§ **DIRECTIVE**:
Transcribe all of the material below word for word and leave out its pictures.

§ **RECORDED DATA**:

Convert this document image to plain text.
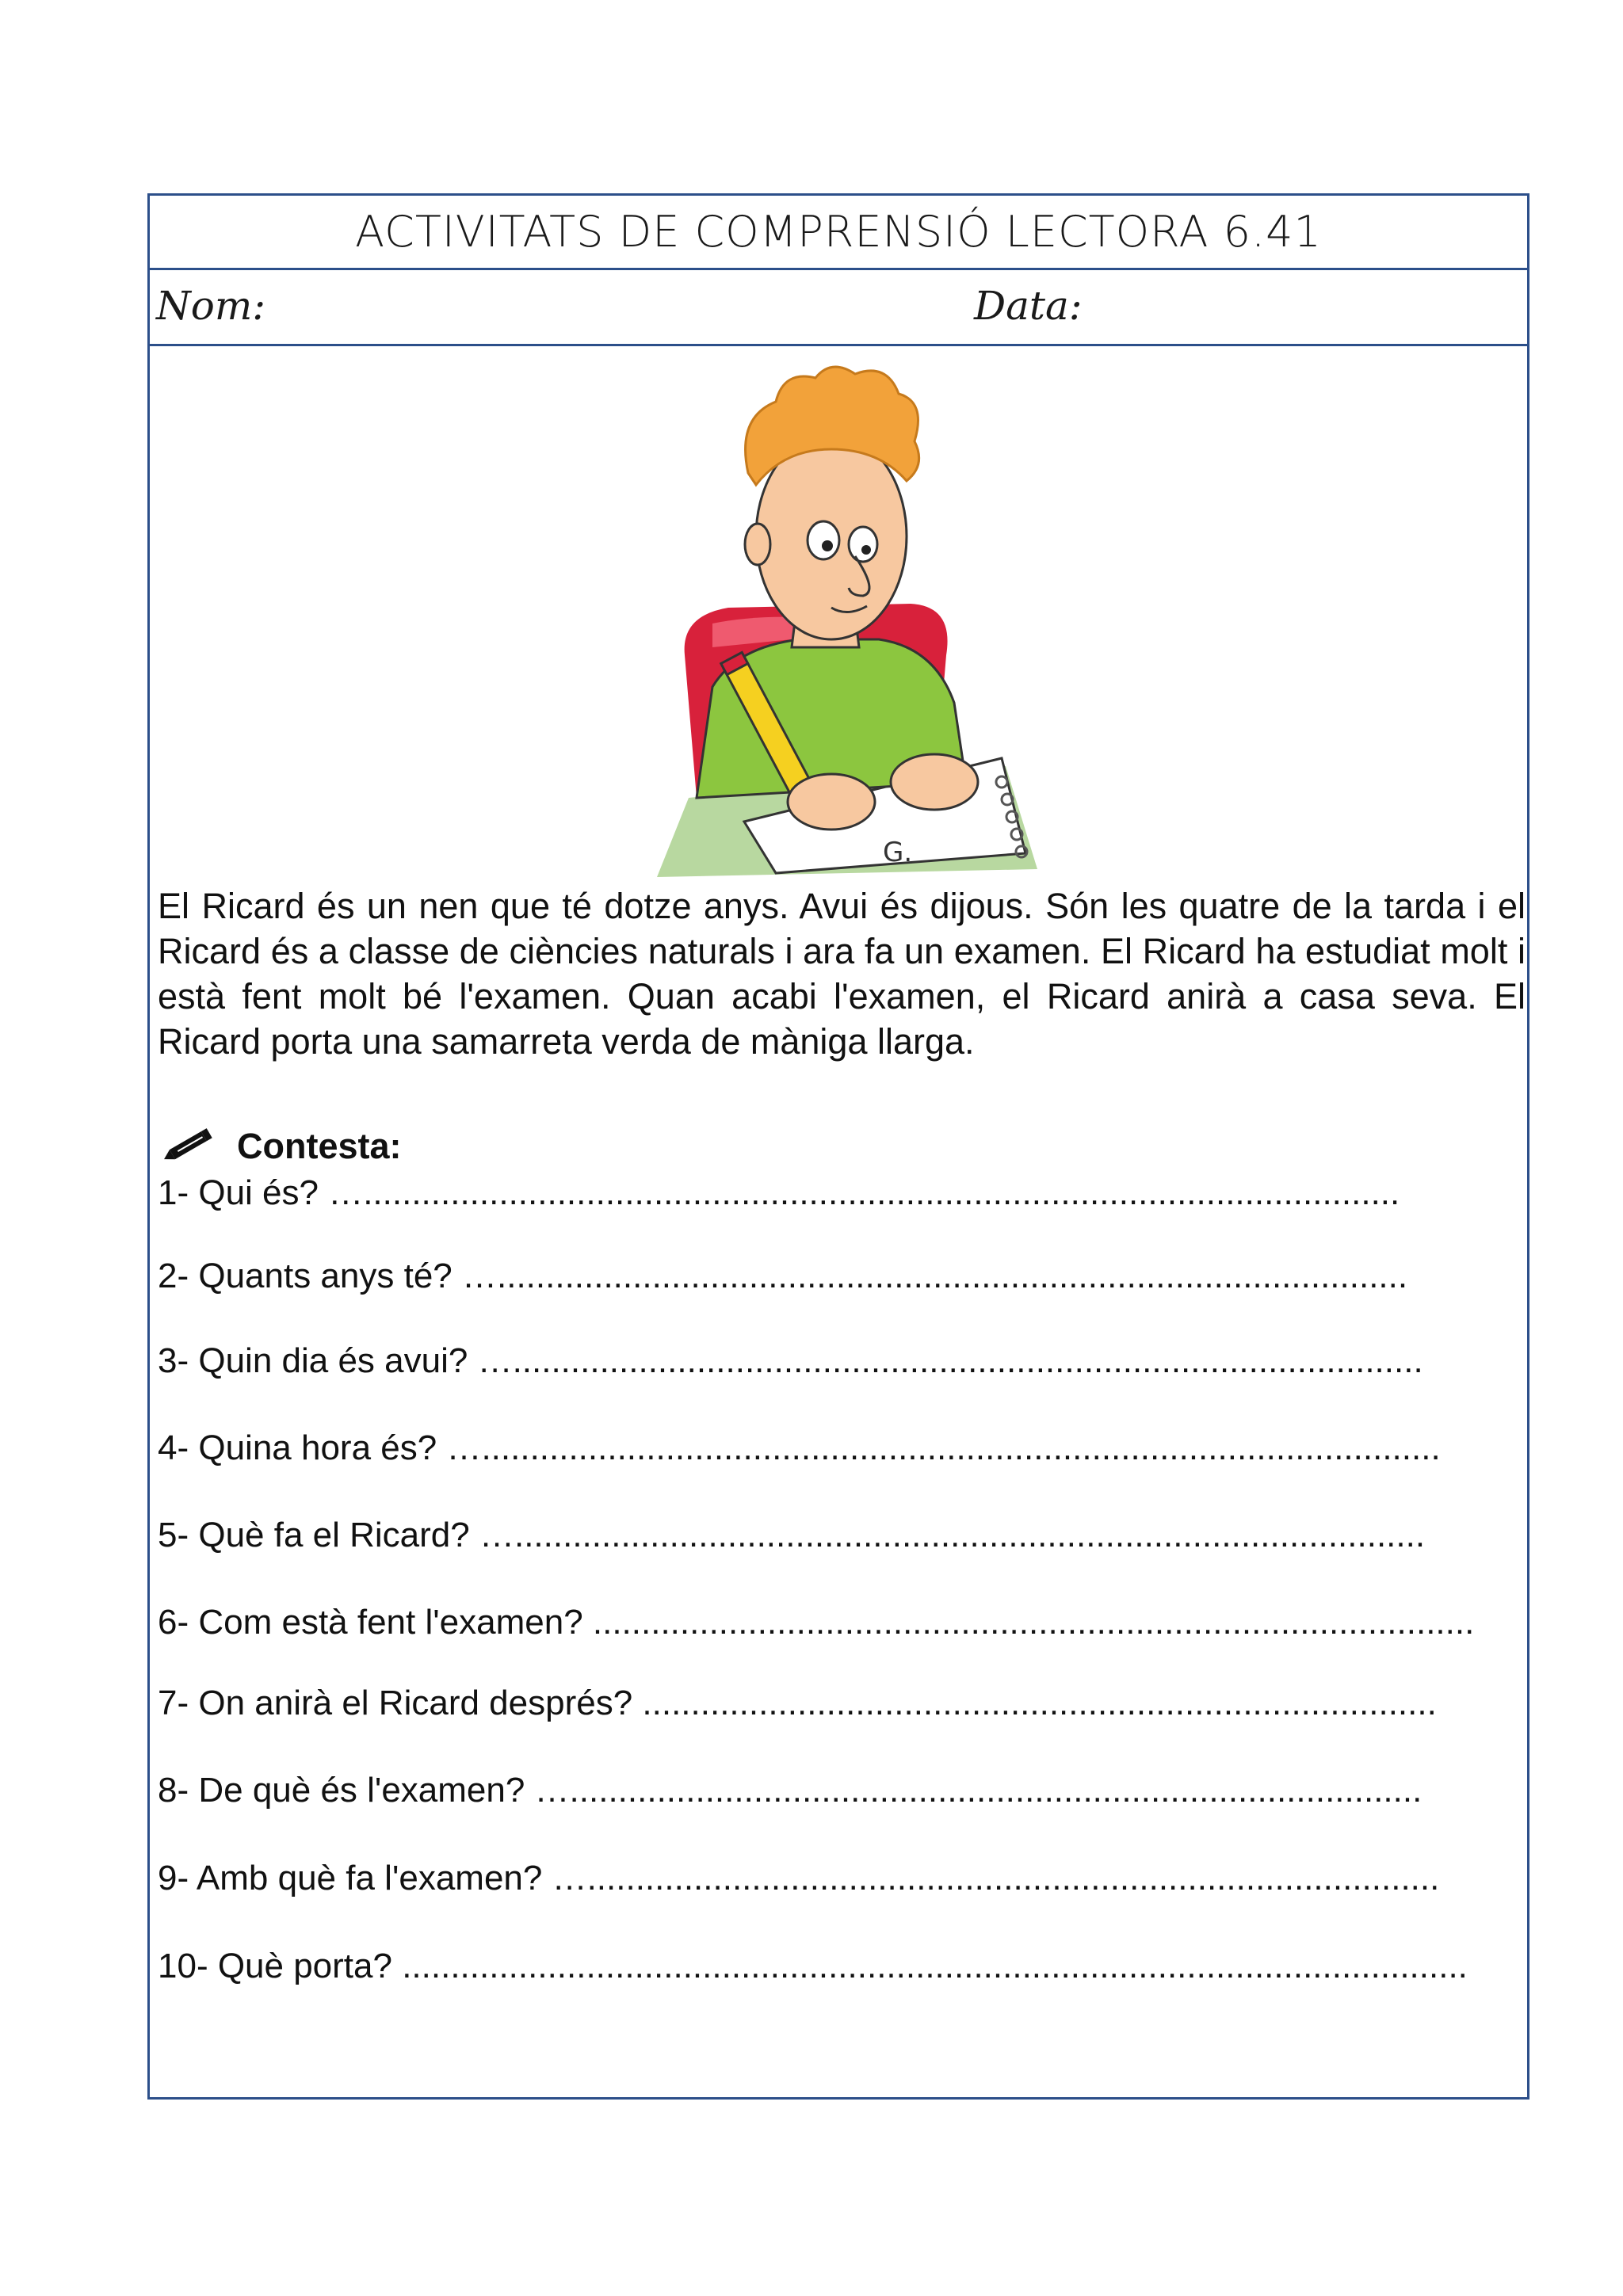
ACTIVITATS DE COMPRENSIÓ LECTORA 6.41
Nom:	Data:
G.
El Ricard és un nen que té dotze anys. Avui és dijous. Són les quatre de la tarda i el Ricard és a classe de ciències naturals i ara fa un examen. El Ricard ha estudiat molt i està fent molt bé l'examen. Quan acabi l'examen, el Ricard anirà a casa seva. El Ricard porta una samarreta verda de màniga llarga.
Contesta:
1- Qui és? …...........................................................................................................
2- Quants anys té? …..............................................................................................
3- Quin dia és avui? …..............................................................................................
4- Quina hora és? …...................................................................................................
5- Què fa el Ricard? …..............................................................................................
6- Com està fent l'examen? ...........................................................................................
7- On anirà el Ricard després? ..................................................................................
8- De què és l'examen? …........................................................................................
9- Amb què fa l'examen? …........................................................................................
10- Què porta? ..............................................................................................................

§ **FULL OUTPUT**:
Convert this document image to plain text.
ACTIVITATS DE COMPRENSIÓ LECTORA 6.41
Nom:	Data:
G.
El Ricard és un nen que té dotze anys. Avui és dijous. Són les quatre de la tarda i el Ricard és a classe de ciències naturals i ara fa un examen. El Ricard ha estudiat molt i està fent molt bé l'examen. Quan acabi l'examen, el Ricard anirà a casa seva. El Ricard porta una samarreta verda de màniga llarga.
Contesta:
1- Qui és? …...........................................................................................................
2- Quants anys té? …..............................................................................................
3- Quin dia és avui? …..............................................................................................
4- Quina hora és? …...................................................................................................
5- Què fa el Ricard? …..............................................................................................
6- Com està fent l'examen? ...........................................................................................
7- On anirà el Ricard després? ..................................................................................
8- De què és l'examen? …........................................................................................
9- Amb què fa l'examen? …........................................................................................
10- Què porta? ..............................................................................................................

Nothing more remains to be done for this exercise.